• TEXT TO READ:
## begin
TWENTY-SEVENTH SUPPLEMENTAL
INDENTURE
Twenty-Seventh Supplemental
Indenture (this “ Supplemental Indenture
”), dated as of October 5, 2009, among NRG Retail LLC,
Reliant Energy Power Supply, LLC, Reliant Energy Retail Holdings,
LLC, RERH Holdings, LLC, Reliant Energy Retail Services, LLC and RE
Retail Receivables, LLC (each a “ Guaranteeing
Subsidiary ” and together the “ Guaranteeing
Subsidiaries ”), each an indirect subsidiary of NRG
Energy, Inc., a Delaware corporation (the “ Company
”), the Company, the Existing Guarantors set forth on the
signature page hereto (the “ Existing Guarantors
”) and Law Debenture Trust Company of New York, as trustee
under the indentures referred to below (the “ Trustee
”).
WHEREAS, the
Company has heretofore executed and delivered to the Trustee an
indenture (the “ Base Indenture ”), dated as of
February 2, 2006, between the Company and the Trustee, as
amended by a Twenty-Second Supplemental Indenture (the “
Twenty-Second Supplemental Indenture ”), dated as of
June 5, 2009, among the Company, the Existing Guarantors party
thereto and the Trustee, providing for the original issuance of an
aggregate principal amount of $700 million of 8.50% Senior
Notes due 2019 (the “ Initial Notes ”), and,
subject to the terms of the Twenty-Second Supplemental Indenture,
future unlimited issuances of 8.50% Senior Notes due 2019 (the
“ Additional Notes ,” and together with the
Initial Notes, the “ Notes ”), and a
twenty-third supplemental indenture, dated as of July 14,
2009, among the Company, the Existing Guarantors and the Trustee
(the “ Twenty-Third Supplemental Indenture ” and
together with the Base Indenture and the Twenty-Second Supplemental
Indenture, the “ Indenture ”);
WHEREAS, the
Indenture provides that under certain circumstances each
Guaranteeing Subsidiary shall execute and deliver to the Trustee a
supplemental indenture pursuant to which such Guaranteeing
Subsidiary shall unconditionally guarantee all of the
Company’s Obligations under the Notes and the Indenture (each
a “ Subsidiary Guarantee ” and together, the
“ Subsidiary Guarantees ”); and
WHEREAS,
Section 9.01 of the Twenty-Second Supplemental Indenture
provides that the Company, the Guarantors and the Trustee may amend
or supplement the Twenty-Second Supplemental Indenture without the
consent of any Holders of the Notes in order to cure any ambiguity,
defect or inconsistency as well as to conform the text of the
Twenty-Second Supplemental Indenture to any provision of the
“Description of the Notes” section of the
Company’s Prospectus Supplement, dated June 2, 2009,
relating to the initial offering of the Notes (the “
Prospectus Supplement ”).
## end
• WHAT THIS EXERCISE ASKS:
**A.** Which company serves as trustee under the supplemental indenture?
**B.** Sum up the supplemental indenture in three sentences.
**C.** According to the supplemental indenture, for what purposes does Section 9.01 let the Twenty-Second Supplemental Indenture be amended without the consent of any Holders of the Notes?
The items that come after the supplemental indenture are separate material and not part of it.

• EXTRACTED RECORDS:
## begin
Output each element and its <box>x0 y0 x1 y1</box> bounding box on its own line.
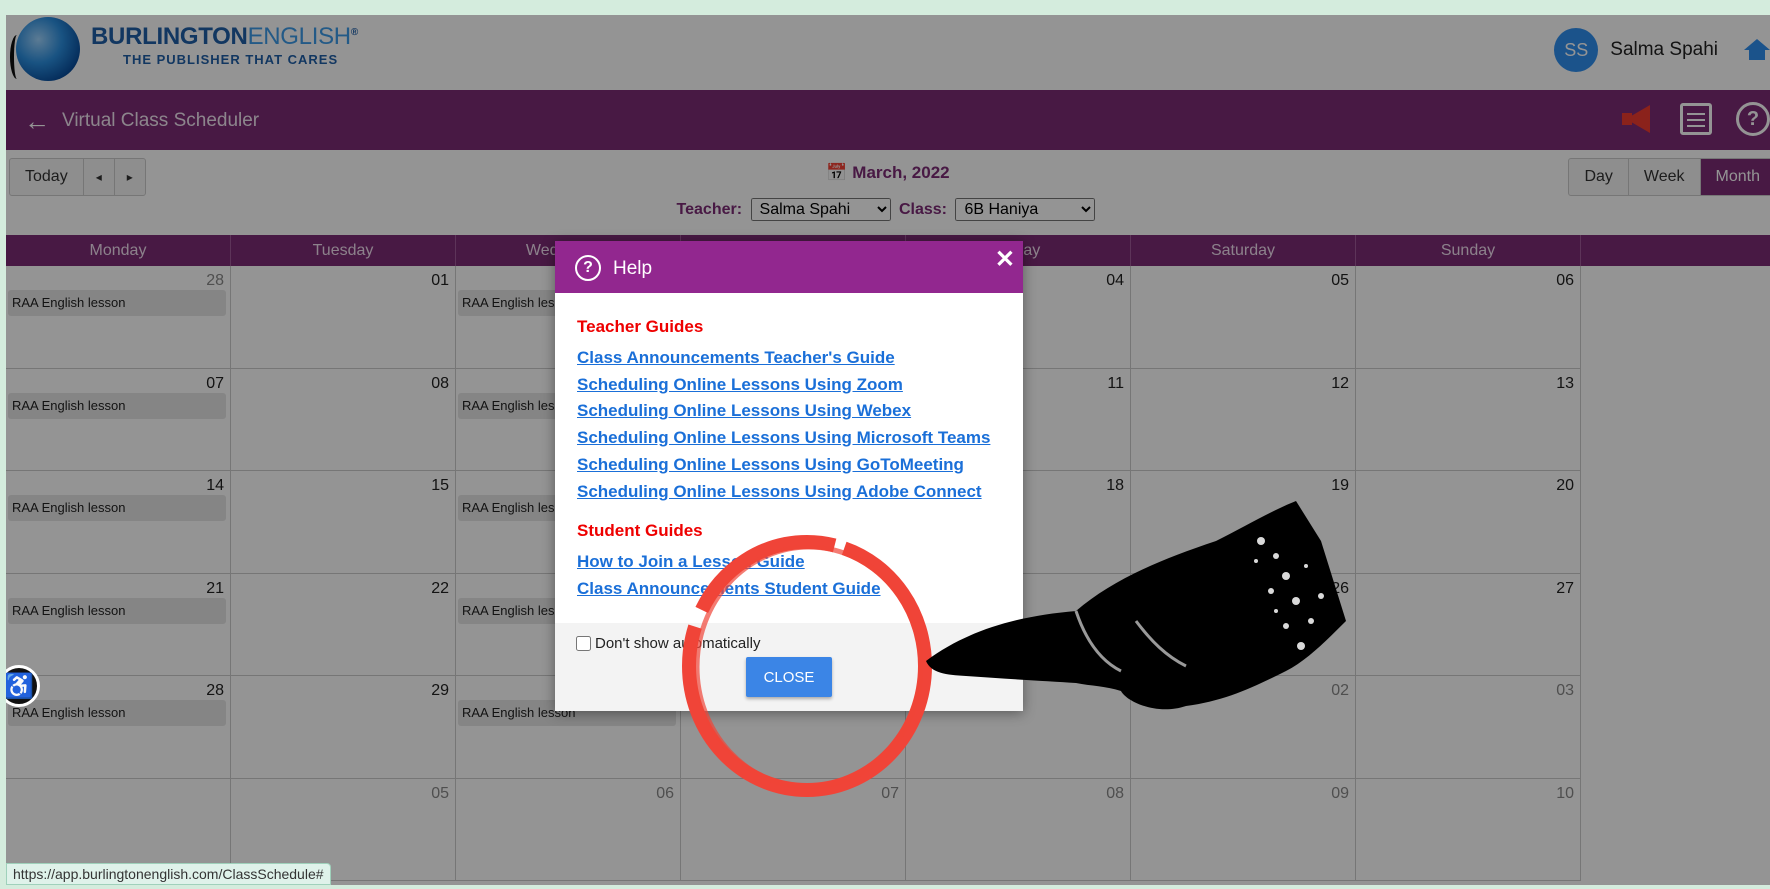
help-dialog: ? Help ✕ Teacher Guides Class Announceme… <box>555 241 1023 711</box>
student-guide-link[interactable]: Class Announcements Student Guide <box>577 576 1001 603</box>
dont-show-checkbox-input[interactable] <box>576 636 591 651</box>
dialog-title: Help <box>613 258 653 279</box>
teacher-guide-link[interactable]: Scheduling Online Lessons Using Microsof… <box>577 425 1001 452</box>
student-guides-title: Student Guides <box>577 521 703 541</box>
close-x-icon[interactable]: ✕ <box>995 245 1015 274</box>
dialog-footer: Don't show automatically CLOSE <box>555 623 1023 711</box>
app-window: BURLINGTONENGLISH® THE PUBLISHER THAT CA… <box>6 15 1770 885</box>
teacher-guide-link[interactable]: Scheduling Online Lessons Using Webex <box>577 398 1001 425</box>
teacher-guide-link[interactable]: Scheduling Online Lessons Using Adobe Co… <box>577 479 1001 506</box>
teacher-guide-link[interactable]: Class Announcements Teacher's Guide <box>577 345 1001 372</box>
dont-show-label: Don't show automatically <box>595 635 761 652</box>
status-bar-url: https://app.burlingtonenglish.com/ClassS… <box>6 863 331 885</box>
question-circle-icon: ? <box>575 255 601 281</box>
dont-show-checkbox[interactable]: Don't show automatically <box>576 635 760 652</box>
teacher-guides-title: Teacher Guides <box>577 317 704 336</box>
teacher-guide-link[interactable]: Scheduling Online Lessons Using GoToMeet… <box>577 452 1001 479</box>
dialog-header: ? Help ✕ <box>555 241 1023 293</box>
dialog-body: Teacher Guides Class Announcements Teach… <box>555 293 1023 603</box>
close-button[interactable]: CLOSE <box>746 657 832 697</box>
student-guide-link[interactable]: How to Join a Lesson Guide <box>577 549 1001 576</box>
teacher-guide-link[interactable]: Scheduling Online Lessons Using Zoom <box>577 372 1001 399</box>
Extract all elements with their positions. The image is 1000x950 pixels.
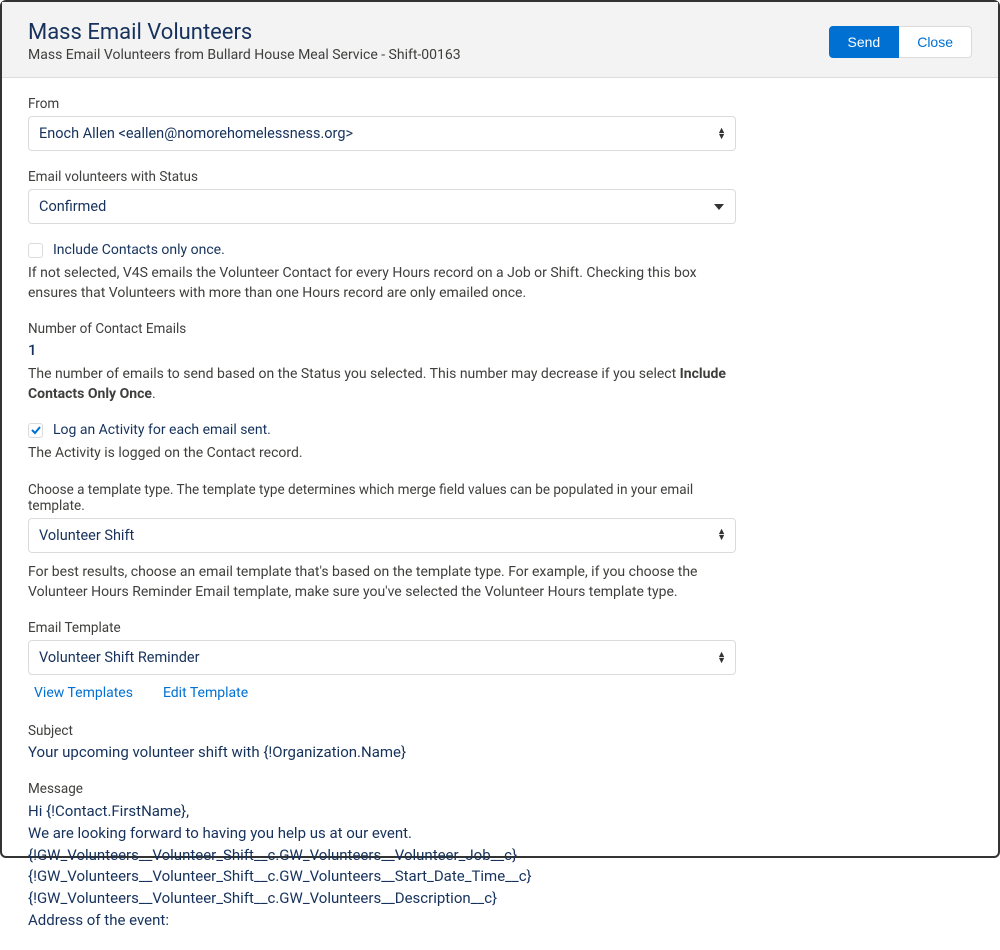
## end
• RESPONSE LIST:
**A.** Law Debenture Trust Company of New York.

**B.** This Twenty-Seventh Supplemental Indenture, dated as of October 5, 2009, is among six indirect subsidiaries of NRG Energy, Inc. (the Guaranteeing Subsidiaries), the Company, the Existing Guarantors, and Law Debenture Trust Company of New York as trustee. It recites that the Indenture provides for an original issuance of $700 million of 8.50% Senior Notes due 2019 and future unlimited issuances of such notes. It also states that under certain circumstances each Guaranteeing Subsidiary must deliver a supplemental indenture unconditionally guaranteeing the Company's Obligations, and that Section 9.01 of the Twenty-Second Supplemental Indenture allows amendments without the consent of note Holders.

**C.** Section 9.01 allows such amendments in order to cure any ambiguity, defect, or inconsistency. It also allows them to conform the text of the Twenty-Second Supplemental Indenture to any provision of the "Description of the Notes" section of the Company's Prospectus Supplement, dated June 2, 2009.